____ INPUT RECORDS
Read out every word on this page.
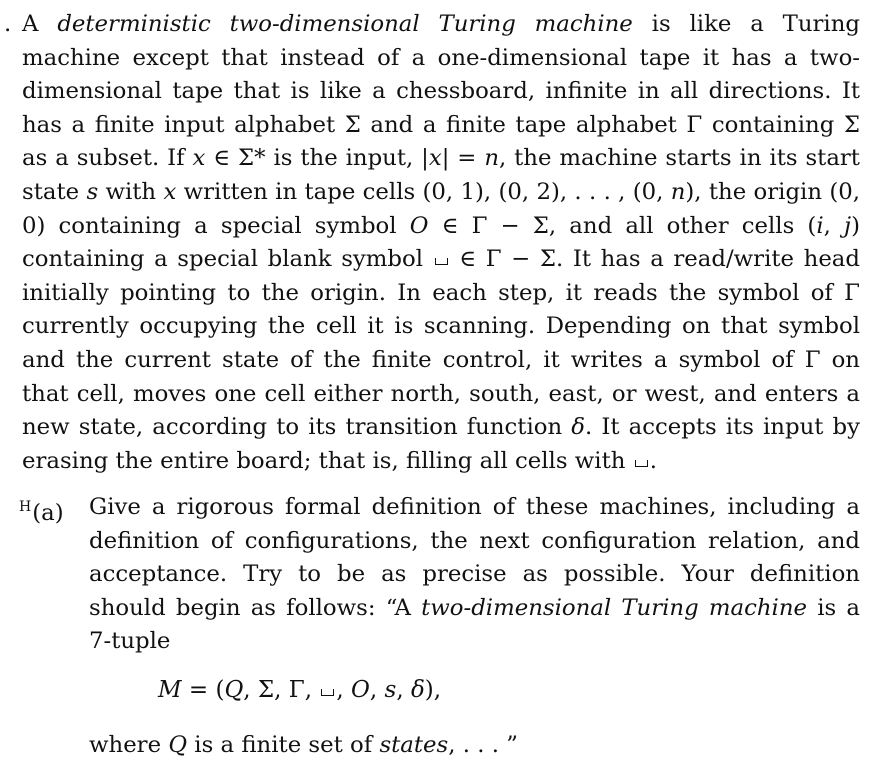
. A deterministic two-dimensional Turing machine is like a Turing machine except that instead of a one-dimensional tape it has a two-dimensional tape that is like a chessboard, infinite in all directions. It has a finite input alphabet Σ and a finite tape alphabet Γ containing Σ as a subset. If x ∈ Σ* is the input, |x| = n, the machine starts in its start state s with x written in tape cells (0, 1), (0, 2), . . . , (0, n), the origin (0, 0) containing a special symbol O ∈ Γ − Σ, and all other cells (i, j) containing a special blank symbol  ∈ Γ − Σ. It has a read/write head initially pointing to the origin. In each step, it reads the symbol of Γ currently occupying the cell it is scanning. Depending on that symbol and the current state of the finite control, it writes a symbol of Γ on that cell, moves one cell either north, south, east, or west, and enters a new state, according to its transition function δ. It accepts its input by erasing the entire board; that is, filling all cells with .

$^H$(a) Give a rigorous formal definition of these machines, including a definition of configurations, the next configuration relation, and acceptance. Try to be as precise as possible. Your definition should begin as follows: “A two-dimensional Turing machine is a 7-tuple

M = (Q, Σ, Γ, , O, s, δ),
where Q is a finite set of states, . . . ”
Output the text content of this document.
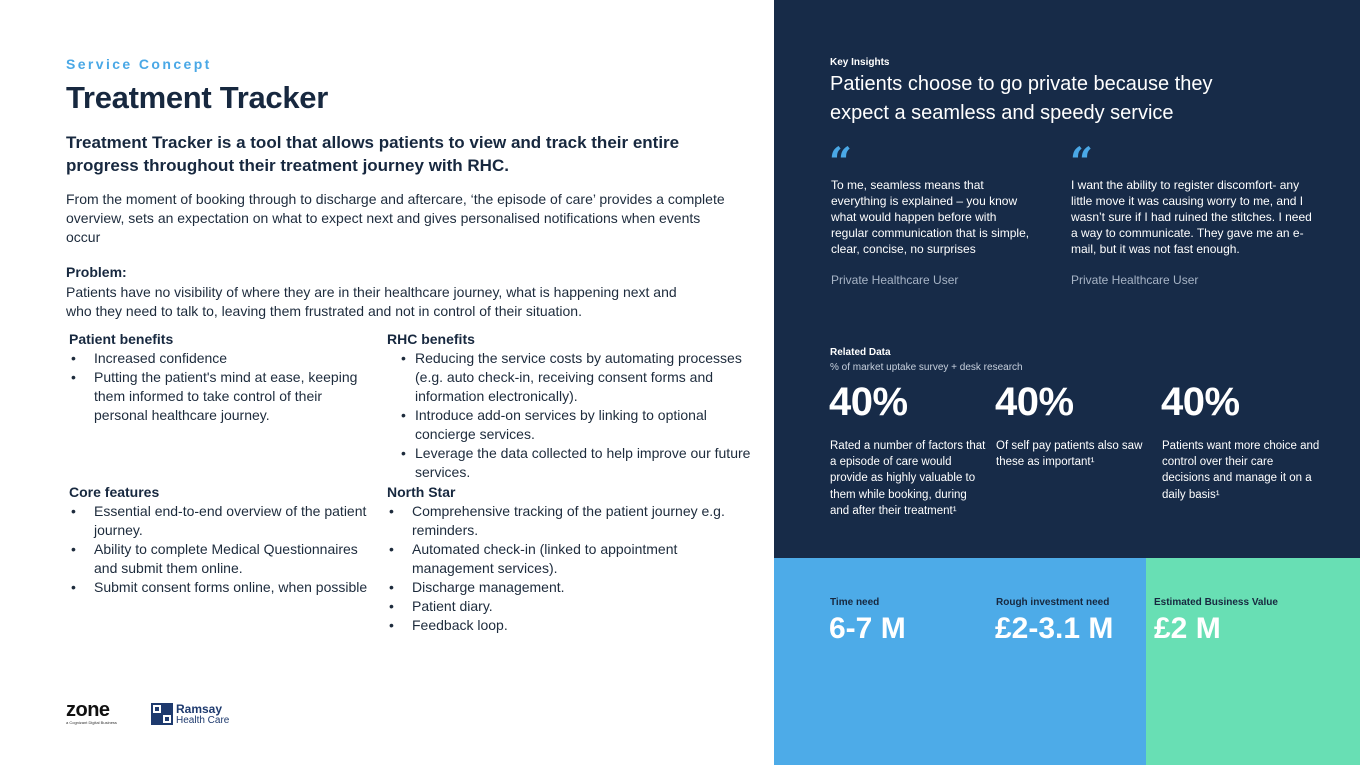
Service Concept
Treatment Tracker
Treatment Tracker is a tool that allows patients to view and track their entire progress throughout their treatment journey with RHC.
From the moment of booking through to discharge and aftercare, ‘the episode of care’ provides a complete overview, sets an expectation on what to expect next and gives personalised notifications when events occur
Problem:
Patients have no visibility of where they are in their healthcare journey, what is happening next and who they need to talk to, leaving them frustrated and not in control of their situation.
Patient benefits
• Increased confidence
• Putting the patient's mind at ease, keeping them informed to take control of their personal healthcare journey.
RHC benefits
• Reducing the service costs by automating processes (e.g. auto check-in, receiving consent forms and information electronically).
• Introduce add-on services by linking to optional concierge services.
• Leverage the data collected to help improve our future services.
Core features
• Essential end-to-end overview of the patient journey.
• Ability to complete Medical Questionnaires and submit them online.
• Submit consent forms online, when possible
North Star
• Comprehensive tracking of the patient journey e.g. reminders.
• Automated check-in (linked to appointment management services).
• Discharge management.
• Patient diary.
• Feedback loop.
zone
a Cognizant Digital Business
Ramsay
Health Care
Key Insights
Patients choose to go private because they expect a seamless and speedy service
“
To me, seamless means that everything is explained – you know what would happen before with regular communication that is simple, clear, concise, no surprises
Private Healthcare User
“
I want the ability to register discomfort- any little move it was causing worry to me, and I wasn’t sure if I had ruined the stitches. I need a way to communicate. They gave me an e-mail, but it was not fast enough.
Private Healthcare User
Related Data
% of market uptake survey + desk research
40%
Rated a number of factors that a episode of care would provide as highly valuable to them while booking, during and after their treatment¹
40%
Of self pay patients also saw these as important¹
40%
Patients want more choice and control over their care decisions and manage it on a daily basis¹
Time need
6-7 M
Rough investment need
£2-3.1 M
Estimated Business Value
£2 M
________
◆ BRIEF: Down to the last line, return the entries above exactly, with no pictures.

◆ EXERCISE OUTPUT:
Read out every word on this page.
. A deterministic two-dimensional Turing machine is like a Turing machine except that instead of a one-dimensional tape it has a two-dimensional tape that is like a chessboard, infinite in all directions. It has a finite input alphabet Σ and a finite tape alphabet Γ containing Σ as a subset. If x ∈ Σ* is the input, |x| = n, the machine starts in its start state s with x written in tape cells (0, 1), (0, 2), . . . , (0, n), the origin (0, 0) containing a special symbol O ∈ Γ − Σ, and all other cells (i, j) containing a special blank symbol  ∈ Γ − Σ. It has a read/write head initially pointing to the origin. In each step, it reads the symbol of Γ currently occupying the cell it is scanning. Depending on that symbol and the current state of the finite control, it writes a symbol of Γ on that cell, moves one cell either north, south, east, or west, and enters a new state, according to its transition function δ. It accepts its input by erasing the entire board; that is, filling all cells with .

$^H$(a) Give a rigorous formal definition of these machines, including a definition of configurations, the next configuration relation, and acceptance. Try to be as precise as possible. Your definition should begin as follows: “A two-dimensional Turing machine is a 7-tuple

M = (Q, Σ, Γ, , O, s, δ),
where Q is a finite set of states, . . . ”
Output the text content of this document.
Service Concept
Treatment Tracker
Treatment Tracker is a tool that allows patients to view and track their entire progress throughout their treatment journey with RHC.
From the moment of booking through to discharge and aftercare, ‘the episode of care’ provides a complete overview, sets an expectation on what to expect next and gives personalised notifications when events occur
Problem:
Patients have no visibility of where they are in their healthcare journey, what is happening next and who they need to talk to, leaving them frustrated and not in control of their situation.
Patient benefits
• Increased confidence
• Putting the patient's mind at ease, keeping them informed to take control of their personal healthcare journey.
RHC benefits
• Reducing the service costs by automating processes (e.g. auto check-in, receiving consent forms and information electronically).
• Introduce add-on services by linking to optional concierge services.
• Leverage the data collected to help improve our future services.
Core features
• Essential end-to-end overview of the patient journey.
• Ability to complete Medical Questionnaires and submit them online.
• Submit consent forms online, when possible
North Star
• Comprehensive tracking of the patient journey e.g. reminders.
• Automated check-in (linked to appointment management services).
• Discharge management.
• Patient diary.
• Feedback loop.
zone
a Cognizant Digital Business
Ramsay
Health Care
Key Insights
Patients choose to go private because they expect a seamless and speedy service
“
To me, seamless means that everything is explained – you know what would happen before with regular communication that is simple, clear, concise, no surprises
Private Healthcare User
“
I want the ability to register discomfort- any little move it was causing worry to me, and I wasn’t sure if I had ruined the stitches. I need a way to communicate. They gave me an e-mail, but it was not fast enough.
Private Healthcare User
Related Data
% of market uptake survey + desk research
40%
Rated a number of factors that a episode of care would provide as highly valuable to them while booking, during and after their treatment¹
40%
Of self pay patients also saw these as important¹
40%
Patients want more choice and control over their care decisions and manage it on a daily basis¹
Time need
6-7 M
Rough investment need
£2-3.1 M
Estimated Business Value
£2 M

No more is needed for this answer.